Set task | Copy these records line for line, leaving out the pictures.

Region boundary data:
# # # # #

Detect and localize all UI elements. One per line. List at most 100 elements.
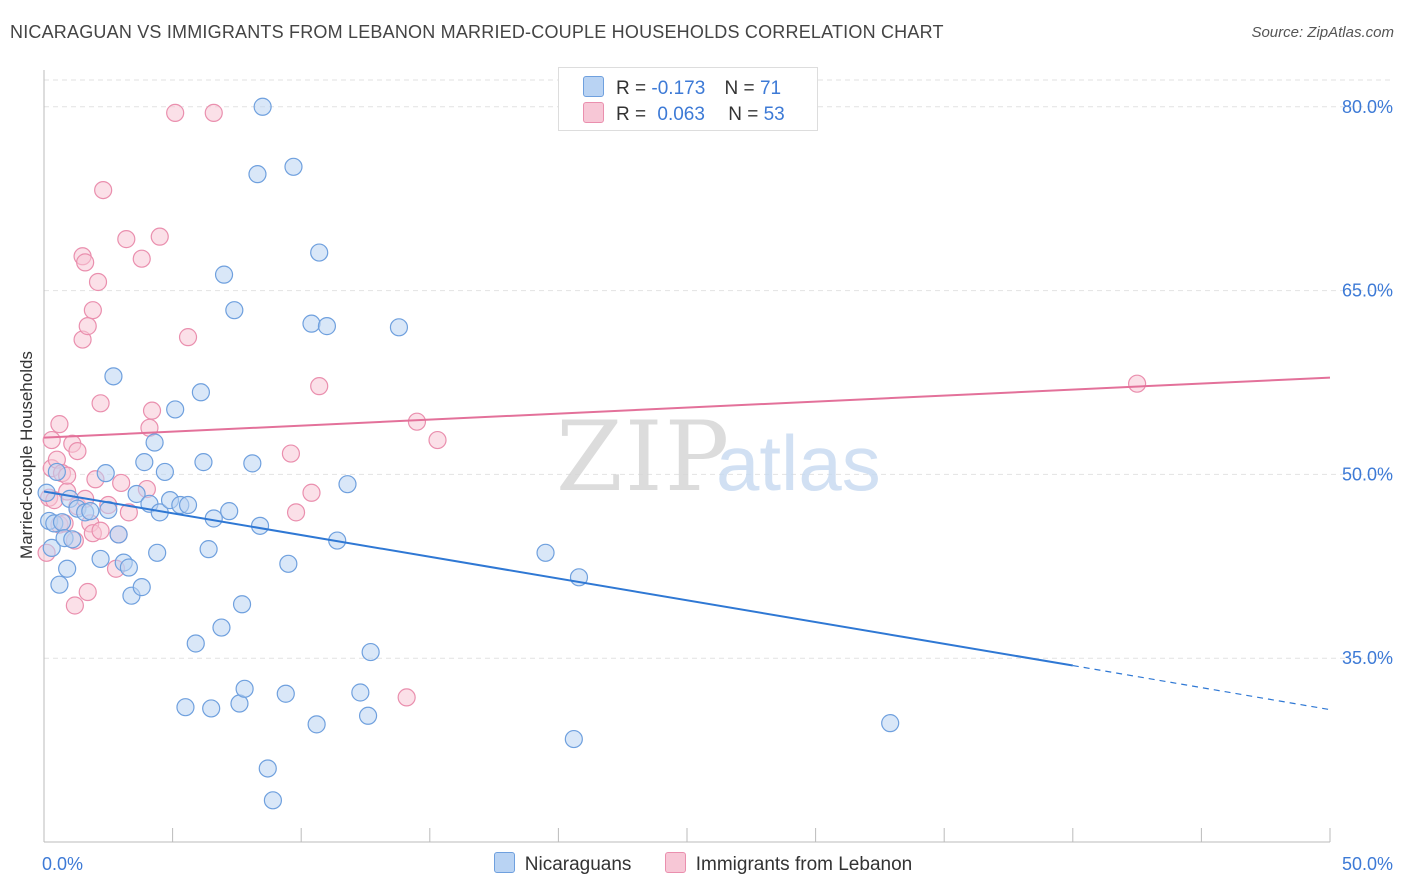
- data-point-lebanon[interactable]: [302, 483, 321, 502]
- data-point-nicaraguan[interactable]: [202, 699, 221, 718]
- data-point-nicaraguan[interactable]: [132, 578, 151, 597]
- data-point-nicaraguan[interactable]: [127, 484, 146, 504]
- data-point-nicaraguan[interactable]: [225, 301, 244, 320]
- data-point-lebanon[interactable]: [204, 103, 223, 122]
- watermark-zip: ZIP: [556, 401, 731, 513]
- data-point-nicaraguan[interactable]: [212, 618, 231, 637]
- data-point-lebanon[interactable]: [42, 430, 61, 450]
- data-point-lebanon[interactable]: [112, 473, 131, 493]
- data-point-nicaraguan[interactable]: [317, 317, 337, 336]
- data-point-nicaraguan[interactable]: [279, 554, 298, 573]
- data-point-nicaraguan[interactable]: [81, 502, 100, 521]
- data-point-nicaraguan[interactable]: [284, 157, 303, 176]
- source-label: Source: ZipAtlas.com: [1251, 24, 1394, 41]
- data-point-lebanon[interactable]: [91, 521, 110, 540]
- data-point-lebanon[interactable]: [83, 301, 102, 320]
- data-point-lebanon[interactable]: [286, 503, 306, 522]
- data-point-lebanon[interactable]: [397, 688, 416, 707]
- data-point-nicaraguan[interactable]: [191, 383, 210, 402]
- data-point-nicaraguan[interactable]: [58, 559, 77, 578]
- data-point-lebanon[interactable]: [310, 377, 329, 396]
- data-point-nicaraguan[interactable]: [148, 543, 167, 562]
- data-point-nicaraguan[interactable]: [220, 502, 239, 521]
- data-point-nicaraguan[interactable]: [248, 165, 267, 184]
- data-point-nicaraguan[interactable]: [338, 475, 357, 494]
- x-tick-label: 0.0%: [42, 854, 83, 874]
- data-point-lebanon[interactable]: [117, 230, 136, 249]
- data-point-nicaraguan[interactable]: [199, 540, 218, 559]
- data-point-nicaraguan[interactable]: [232, 595, 252, 614]
- data-point-nicaraguan[interactable]: [145, 433, 164, 452]
- trend-line-lebanon: [43, 376, 1331, 439]
- data-point-lebanon[interactable]: [142, 401, 162, 420]
- data-point-lebanon[interactable]: [119, 503, 138, 522]
- data-point-nicaraguan[interactable]: [155, 462, 174, 482]
- data-point-nicaraguan[interactable]: [310, 243, 329, 262]
- data-point-nicaraguan[interactable]: [96, 464, 115, 483]
- data-point-nicaraguan[interactable]: [119, 558, 138, 577]
- data-point-nicaraguan[interactable]: [235, 679, 254, 698]
- data-point-nicaraguan[interactable]: [302, 314, 321, 333]
- data-point-nicaraguan[interactable]: [258, 759, 277, 778]
- data-point-nicaraguan[interactable]: [250, 516, 270, 535]
- data-point-lebanon[interactable]: [78, 317, 97, 336]
- data-point-nicaraguan[interactable]: [881, 714, 900, 733]
- data-point-nicaraguan[interactable]: [104, 367, 123, 386]
- data-point-nicaraguan[interactable]: [361, 642, 380, 662]
- data-point-nicaraguan[interactable]: [351, 683, 370, 702]
- data-point-nicaraguan[interactable]: [91, 549, 110, 569]
- legend-label-lebanon: Immigrants from Lebanon: [695, 854, 913, 875]
- data-point-nicaraguan[interactable]: [536, 543, 555, 562]
- legend-item-lebanon[interactable]: Immigrants from Lebanon: [664, 852, 913, 876]
- data-point-nicaraguan[interactable]: [194, 453, 213, 472]
- data-point-lebanon[interactable]: [281, 444, 301, 463]
- data-point-nicaraguan[interactable]: [564, 729, 583, 749]
- data-point-nicaraguan[interactable]: [109, 525, 128, 544]
- data-point-nicaraguan[interactable]: [47, 462, 66, 482]
- data-point-lebanon[interactable]: [428, 430, 447, 450]
- legend-item-nicaraguans[interactable]: Nicaraguans: [493, 852, 631, 876]
- y-tick-label: 65.0%: [1342, 281, 1393, 301]
- data-point-lebanon[interactable]: [91, 394, 110, 413]
- watermark: ZIP atlas: [556, 401, 881, 513]
- data-point-lebanon[interactable]: [166, 103, 185, 122]
- data-point-lebanon[interactable]: [78, 582, 97, 602]
- data-point-lebanon[interactable]: [65, 596, 84, 615]
- data-point-nicaraguan[interactable]: [358, 706, 378, 725]
- data-point-lebanon[interactable]: [1127, 374, 1147, 393]
- data-point-lebanon[interactable]: [132, 249, 151, 268]
- data-point-nicaraguan[interactable]: [42, 538, 61, 558]
- data-point-nicaraguan[interactable]: [263, 791, 283, 810]
- data-point-lebanon[interactable]: [50, 415, 69, 434]
- data-point-lebanon[interactable]: [68, 441, 87, 461]
- tick-labels: 35.0% 50.0% 65.0% 80.0% 0.0% 50.0%: [42, 97, 1393, 874]
- data-point-nicaraguan[interactable]: [50, 575, 69, 594]
- data-point-nicaraguan[interactable]: [135, 453, 154, 472]
- legend-r-value: -0.173: [651, 78, 706, 99]
- legend-swatch-blue: [493, 852, 515, 873]
- data-point-lebanon[interactable]: [178, 328, 198, 347]
- data-point-lebanon[interactable]: [94, 180, 113, 200]
- data-point-lebanon[interactable]: [407, 412, 427, 431]
- data-point-nicaraguan[interactable]: [178, 495, 198, 515]
- data-point-nicaraguan[interactable]: [166, 400, 185, 419]
- data-point-nicaraguan[interactable]: [389, 318, 409, 337]
- data-point-nicaraguan[interactable]: [253, 97, 272, 116]
- data-point-nicaraguan[interactable]: [243, 454, 262, 473]
- series-legend: Nicaraguans Immigrants from Lebanon: [0, 852, 1406, 876]
- data-point-nicaraguan[interactable]: [276, 684, 295, 703]
- legend-swatch-pink: [583, 102, 604, 123]
- data-point-nicaraguan[interactable]: [214, 265, 234, 284]
- data-point-nicaraguan[interactable]: [52, 513, 72, 532]
- data-point-lebanon[interactable]: [76, 253, 95, 272]
- data-point-lebanon[interactable]: [150, 227, 169, 246]
- data-point-lebanon[interactable]: [88, 272, 108, 292]
- x-tick-label: 50.0%: [1342, 854, 1393, 874]
- data-point-nicaraguan[interactable]: [176, 698, 195, 717]
- correlation-legend: R = -0.173 N = 71 R = 0.063 N = 53: [558, 67, 818, 131]
- data-point-nicaraguan[interactable]: [307, 715, 326, 734]
- data-point-nicaraguan[interactable]: [186, 634, 205, 653]
- data-point-nicaraguan[interactable]: [63, 530, 82, 549]
- y-tick-label: 50.0%: [1342, 464, 1393, 484]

# # # # #

Final answer |
Detect and localize all UI elements. One per line. List at most 100 elements.
- data-point-lebanon[interactable]: [302, 483, 321, 502]
- data-point-nicaraguan[interactable]: [202, 699, 221, 718]
- data-point-nicaraguan[interactable]: [132, 578, 151, 597]
- data-point-nicaraguan[interactable]: [127, 484, 146, 504]
- data-point-nicaraguan[interactable]: [225, 301, 244, 320]
- data-point-lebanon[interactable]: [204, 103, 223, 122]
- watermark-zip: ZIP: [556, 401, 731, 513]
- data-point-nicaraguan[interactable]: [212, 618, 231, 637]
- data-point-lebanon[interactable]: [42, 430, 61, 450]
- data-point-lebanon[interactable]: [112, 473, 131, 493]
- data-point-nicaraguan[interactable]: [317, 317, 337, 336]
- data-point-nicaraguan[interactable]: [279, 554, 298, 573]
- data-point-nicaraguan[interactable]: [81, 502, 100, 521]
- data-point-nicaraguan[interactable]: [284, 157, 303, 176]
- source-label: Source: ZipAtlas.com: [1251, 24, 1394, 41]
- data-point-lebanon[interactable]: [91, 521, 110, 540]
- data-point-lebanon[interactable]: [83, 301, 102, 320]
- data-point-lebanon[interactable]: [286, 503, 306, 522]
- data-point-lebanon[interactable]: [397, 688, 416, 707]
- data-point-nicaraguan[interactable]: [191, 383, 210, 402]
- data-point-nicaraguan[interactable]: [58, 559, 77, 578]
- data-point-lebanon[interactable]: [310, 377, 329, 396]
- data-point-nicaraguan[interactable]: [148, 543, 167, 562]
- data-point-nicaraguan[interactable]: [220, 502, 239, 521]
- data-point-nicaraguan[interactable]: [248, 165, 267, 184]
- data-point-nicaraguan[interactable]: [338, 475, 357, 494]
- x-tick-label: 0.0%: [42, 854, 83, 874]
- data-point-lebanon[interactable]: [117, 230, 136, 249]
- data-point-nicaraguan[interactable]: [199, 540, 218, 559]
- data-point-nicaraguan[interactable]: [232, 595, 252, 614]
- data-point-nicaraguan[interactable]: [145, 433, 164, 452]
- trend-line-lebanon: [43, 376, 1331, 439]
- data-point-lebanon[interactable]: [142, 401, 162, 420]
- data-point-lebanon[interactable]: [119, 503, 138, 522]
- data-point-nicaraguan[interactable]: [155, 462, 174, 482]
- data-point-nicaraguan[interactable]: [310, 243, 329, 262]
- data-point-nicaraguan[interactable]: [96, 464, 115, 483]
- data-point-nicaraguan[interactable]: [119, 558, 138, 577]
- data-point-nicaraguan[interactable]: [235, 679, 254, 698]
- data-point-nicaraguan[interactable]: [302, 314, 321, 333]
- data-point-nicaraguan[interactable]: [258, 759, 277, 778]
- data-point-nicaraguan[interactable]: [250, 516, 270, 535]
- data-point-lebanon[interactable]: [78, 317, 97, 336]
- data-point-nicaraguan[interactable]: [881, 714, 900, 733]
- data-point-nicaraguan[interactable]: [104, 367, 123, 386]
- data-point-nicaraguan[interactable]: [361, 642, 380, 662]
- data-point-nicaraguan[interactable]: [351, 683, 370, 702]
- data-point-nicaraguan[interactable]: [91, 549, 110, 569]
- legend-label-lebanon: Immigrants from Lebanon: [695, 854, 913, 875]
- data-point-nicaraguan[interactable]: [536, 543, 555, 562]
- legend-item-lebanon[interactable]: Immigrants from Lebanon: [664, 852, 913, 876]
- data-point-nicaraguan[interactable]: [194, 453, 213, 472]
- data-point-lebanon[interactable]: [281, 444, 301, 463]
- data-point-nicaraguan[interactable]: [564, 729, 583, 749]
- data-point-nicaraguan[interactable]: [109, 525, 128, 544]
- data-point-nicaraguan[interactable]: [47, 462, 66, 482]
- data-point-lebanon[interactable]: [428, 430, 447, 450]
- legend-item-nicaraguans[interactable]: Nicaraguans: [493, 852, 631, 876]
- y-tick-label: 65.0%: [1342, 281, 1393, 301]
- data-point-lebanon[interactable]: [91, 394, 110, 413]
- watermark: ZIP atlas: [556, 401, 881, 513]
- data-point-lebanon[interactable]: [166, 103, 185, 122]
- data-point-lebanon[interactable]: [78, 582, 97, 602]
- data-point-lebanon[interactable]: [65, 596, 84, 615]
- data-point-nicaraguan[interactable]: [358, 706, 378, 725]
- data-point-lebanon[interactable]: [1127, 374, 1147, 393]
- data-point-lebanon[interactable]: [132, 249, 151, 268]
- data-point-nicaraguan[interactable]: [42, 538, 61, 558]
- data-point-nicaraguan[interactable]: [263, 791, 283, 810]
- data-point-lebanon[interactable]: [50, 415, 69, 434]
- data-point-lebanon[interactable]: [68, 441, 87, 461]
- tick-labels: 35.0% 50.0% 65.0% 80.0% 0.0% 50.0%: [42, 97, 1393, 874]
- data-point-nicaraguan[interactable]: [50, 575, 69, 594]
- data-point-nicaraguan[interactable]: [135, 453, 154, 472]
- legend-r-value: -0.173: [651, 78, 706, 99]
- legend-swatch-blue: [493, 852, 515, 873]
- data-point-lebanon[interactable]: [178, 328, 198, 347]
- data-point-lebanon[interactable]: [94, 180, 113, 200]
- data-point-lebanon[interactable]: [407, 412, 427, 431]
- data-point-nicaraguan[interactable]: [178, 495, 198, 515]
- data-point-nicaraguan[interactable]: [166, 400, 185, 419]
- data-point-nicaraguan[interactable]: [389, 318, 409, 337]
- data-point-nicaraguan[interactable]: [253, 97, 272, 116]
- data-point-nicaraguan[interactable]: [243, 454, 262, 473]
- series-legend: Nicaraguans Immigrants from Lebanon: [0, 852, 1406, 876]
- data-point-nicaraguan[interactable]: [276, 684, 295, 703]
- legend-swatch-pink: [583, 102, 604, 123]
- data-point-nicaraguan[interactable]: [214, 265, 234, 284]
- data-point-nicaraguan[interactable]: [52, 513, 72, 532]
- data-point-lebanon[interactable]: [76, 253, 95, 272]
- data-point-lebanon[interactable]: [150, 227, 169, 246]
- data-point-lebanon[interactable]: [88, 272, 108, 292]
- x-tick-label: 50.0%: [1342, 854, 1393, 874]
- data-point-nicaraguan[interactable]: [176, 698, 195, 717]
- correlation-legend: R = -0.173 N = 71 R = 0.063 N = 53: [558, 67, 818, 131]
- data-point-nicaraguan[interactable]: [307, 715, 326, 734]
- data-point-nicaraguan[interactable]: [186, 634, 205, 653]
- data-point-nicaraguan[interactable]: [63, 530, 82, 549]
- y-tick-label: 50.0%: [1342, 464, 1393, 484]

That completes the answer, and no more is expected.